**Listed entries**
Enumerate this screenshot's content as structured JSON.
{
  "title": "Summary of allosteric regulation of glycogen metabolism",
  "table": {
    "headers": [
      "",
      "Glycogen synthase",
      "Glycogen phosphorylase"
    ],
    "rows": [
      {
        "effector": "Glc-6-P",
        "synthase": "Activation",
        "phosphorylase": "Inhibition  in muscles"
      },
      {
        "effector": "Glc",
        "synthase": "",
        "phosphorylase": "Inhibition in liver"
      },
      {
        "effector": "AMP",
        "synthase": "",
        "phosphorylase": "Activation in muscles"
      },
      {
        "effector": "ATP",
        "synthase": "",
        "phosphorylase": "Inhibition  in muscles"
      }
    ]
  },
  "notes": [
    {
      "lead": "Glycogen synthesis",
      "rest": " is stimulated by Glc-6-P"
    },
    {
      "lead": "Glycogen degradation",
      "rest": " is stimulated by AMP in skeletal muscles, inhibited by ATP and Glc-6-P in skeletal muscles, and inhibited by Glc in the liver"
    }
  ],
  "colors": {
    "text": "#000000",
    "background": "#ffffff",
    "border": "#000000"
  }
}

**Objective**
Reproduce the material above exactly; please quote every line of it.

**Reply to the exercise**
Enumerate this screenshot's content as structured JSON.
{
  "title": "Summary of allosteric regulation of glycogen metabolism",
  "table": {
    "headers": [
      "",
      "Glycogen synthase",
      "Glycogen phosphorylase"
    ],
    "rows": [
      {
        "effector": "Glc-6-P",
        "synthase": "Activation",
        "phosphorylase": "Inhibition  in muscles"
      },
      {
        "effector": "Glc",
        "synthase": "",
        "phosphorylase": "Inhibition in liver"
      },
      {
        "effector": "AMP",
        "synthase": "",
        "phosphorylase": "Activation in muscles"
      },
      {
        "effector": "ATP",
        "synthase": "",
        "phosphorylase": "Inhibition  in muscles"
      }
    ]
  },
  "notes": [
    {
      "lead": "Glycogen synthesis",
      "rest": " is stimulated by Glc-6-P"
    },
    {
      "lead": "Glycogen degradation",
      "rest": " is stimulated by AMP in skeletal muscles, inhibited by ATP and Glc-6-P in skeletal muscles, and inhibited by Glc in the liver"
    }
  ],
  "colors": {
    "text": "#000000",
    "background": "#ffffff",
    "border": "#000000"
  }
}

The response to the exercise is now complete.